What is asked:
Go through the listing and pick out each line with the word "удалить" in it.

----

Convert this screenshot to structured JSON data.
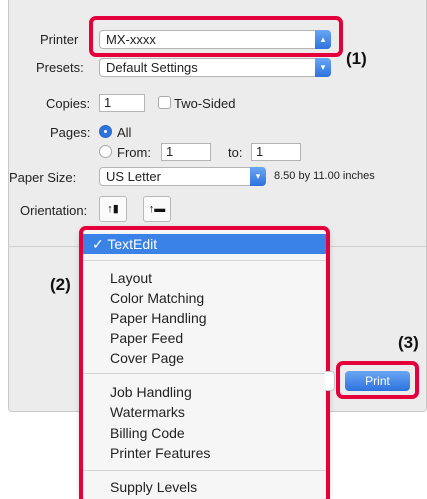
{
  "printer": {
    "label": "Printer",
    "value": "MX-xxxx"
  },
  "presets": {
    "label": "Presets:",
    "value": "Default Settings"
  },
  "copies": {
    "label": "Copies:",
    "value": "1",
    "two_sided_label": "Two-Sided",
    "two_sided_checked": false
  },
  "pages": {
    "label": "Pages:",
    "all_label": "All",
    "from_label": "From:",
    "from_value": "1",
    "to_label": "to:",
    "to_value": "1",
    "selected": "All"
  },
  "paper_size": {
    "label": "Paper Size:",
    "value": "US Letter",
    "dimensions": "8.50 by 11.00 inches"
  },
  "orientation": {
    "label": "Orientation:",
    "portrait_icon": "portrait-icon",
    "landscape_icon": "landscape-icon"
  },
  "menu": {
    "selected": "TextEdit",
    "check_glyph": "✓",
    "groups": [
      [
        "TextEdit"
      ],
      [
        "Layout",
        "Color Matching",
        "Paper Handling",
        "Paper Feed",
        "Cover Page"
      ],
      [
        "Job Handling",
        "Watermarks",
        "Billing Code",
        "Printer Features"
      ],
      [
        "Supply Levels"
      ]
    ]
  },
  "print_button": "Print",
  "callouts": {
    "c1": "(1)",
    "c2": "(2)",
    "c3": "(3)"
  },
  "colors": {
    "accent": "#2d72dd",
    "callout": "#e3003b",
    "menu_highlight": "#3b82e6"
  }
}
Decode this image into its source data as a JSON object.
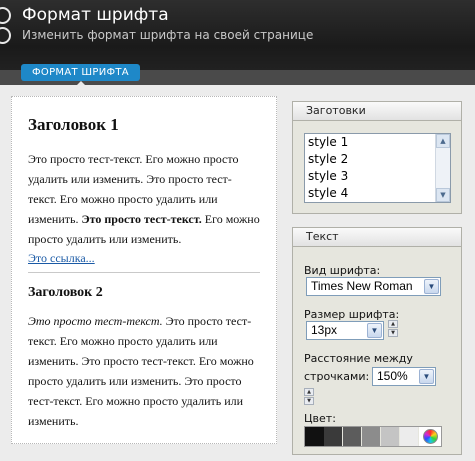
{
  "header": {
    "title": "Формат шрифта",
    "subtitle": "Изменить формат шрифта на своей странице",
    "tab_label": "ФОРМАТ ШРИФТА",
    "controls": [
      "circle-button",
      "circle-button"
    ]
  },
  "preview": {
    "heading1": "Заголовок 1",
    "para1_a": "Это просто тест-текст. Его можно просто удалить или изменить. Это просто тест-текст. Его можно просто удалить или изменить. ",
    "para1_bold": "Это просто тест-текст.",
    "para1_b": " Его можно просто удалить или изменить.",
    "link": "Это ссылка...",
    "heading2": "Заголовок 2",
    "para2_italic": "Это просто тест-текст.",
    "para2_rest": " Это просто тест-текст. Его можно просто удалить или изменить. Это просто тест-текст. Его можно просто удалить или изменить. Это просто тест-текст. Его можно просто удалить или изменить."
  },
  "presets": {
    "title": "Заготовки",
    "items": [
      "style 1",
      "style 2",
      "style 3",
      "style 4"
    ]
  },
  "text_panel": {
    "title": "Текст",
    "font_label": "Вид шрифта:",
    "font_value": "Times New Roman",
    "size_label": "Размер шрифта:",
    "size_value": "13px",
    "spacing_label_1": "Расстояние между",
    "spacing_label_2": "строчками:",
    "spacing_value": "150%",
    "color_label": "Цвет:",
    "swatches": [
      "#111111",
      "#3a3a3a",
      "#5c5c5c",
      "#8c8c8c",
      "#c4c4c4",
      "#ececec"
    ],
    "selected_swatch": 0
  },
  "colors": {
    "tab": "#1e88c8",
    "link": "#1a5aa6",
    "header_bg": "#1f1f1f"
  }
}
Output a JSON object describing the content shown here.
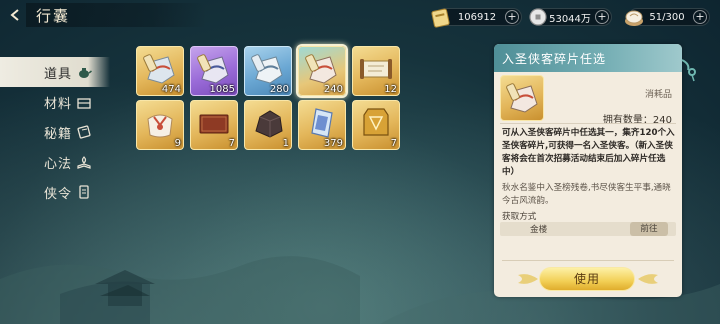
{
  "header": {
    "title": "行囊"
  },
  "resources": [
    {
      "icon": "banknote-icon",
      "value": "106912"
    },
    {
      "icon": "silver-coin-icon",
      "value": "53044万"
    },
    {
      "icon": "steamed-bun-icon",
      "value": "51/300"
    }
  ],
  "nav": [
    {
      "label": "道具",
      "icon": "teapot-icon",
      "active": true
    },
    {
      "label": "材料",
      "icon": "chest-icon",
      "active": false
    },
    {
      "label": "秘籍",
      "icon": "scroll-icon",
      "active": false
    },
    {
      "label": "心法",
      "icon": "lotus-book-icon",
      "active": false
    },
    {
      "label": "侠令",
      "icon": "token-icon",
      "active": false
    }
  ],
  "items": [
    {
      "icon": "fragment-bag-icon",
      "rarity": "gold",
      "count": "474"
    },
    {
      "icon": "fragment-bag-icon",
      "rarity": "purple",
      "count": "1085"
    },
    {
      "icon": "fragment-bag-icon",
      "rarity": "blue",
      "count": "280"
    },
    {
      "icon": "fragment-bag-icon",
      "rarity": "gold",
      "count": "240",
      "selected": true
    },
    {
      "icon": "scroll-icon",
      "rarity": "gold",
      "count": "12"
    },
    {
      "icon": "gift-pouch-icon",
      "rarity": "gold",
      "count": "9"
    },
    {
      "icon": "red-book-icon",
      "rarity": "gold",
      "count": "7"
    },
    {
      "icon": "ore-icon",
      "rarity": "gold",
      "count": "1"
    },
    {
      "icon": "jade-plate-icon",
      "rarity": "gold",
      "count": "379"
    },
    {
      "icon": "gold-token-icon",
      "rarity": "gold",
      "count": "7"
    }
  ],
  "detail": {
    "title": "入圣侠客碎片任选",
    "type": "消耗品",
    "owned": "拥有数量：240",
    "description": "可从入圣侠客碎片中任选其一，集齐120个入圣侠客碎片,可获得一名入圣侠客。（新入圣侠客将会在首次招募活动结束后加入碎片任选中）",
    "flavor": "秋水名鉴中入圣榜残卷,书尽侠客生平事,通晓今古风流韵。",
    "source_label": "获取方式",
    "source_name": "金楼",
    "goto_label": "前往",
    "use_label": "使用"
  },
  "colors": {
    "gold_slot": "#e3b65a",
    "purple_slot": "#9a6bd8",
    "blue_slot": "#6aa7d3",
    "panel_header": "#5f9ba2",
    "use_button": "#f2cf55"
  }
}
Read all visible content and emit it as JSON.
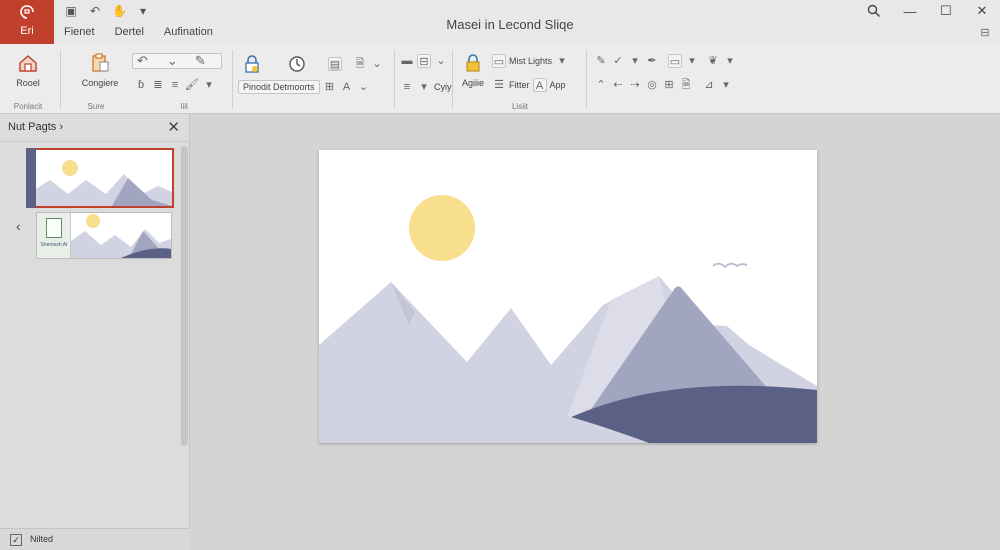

----

Correct response:
    "para1_a": "Это просто тест-текст. Его можно просто удалить или изменить. Это просто тест-текст. Его можно просто удалить или изменить. ",
    "para1_b": " Его можно просто удалить или изменить.",
    "para2_rest": " Это просто тест-текст. Его можно просто удалить или изменить. Это просто тест-текст. Его можно просто удалить или изменить. Это просто тест-текст. Его можно просто удалить или изменить."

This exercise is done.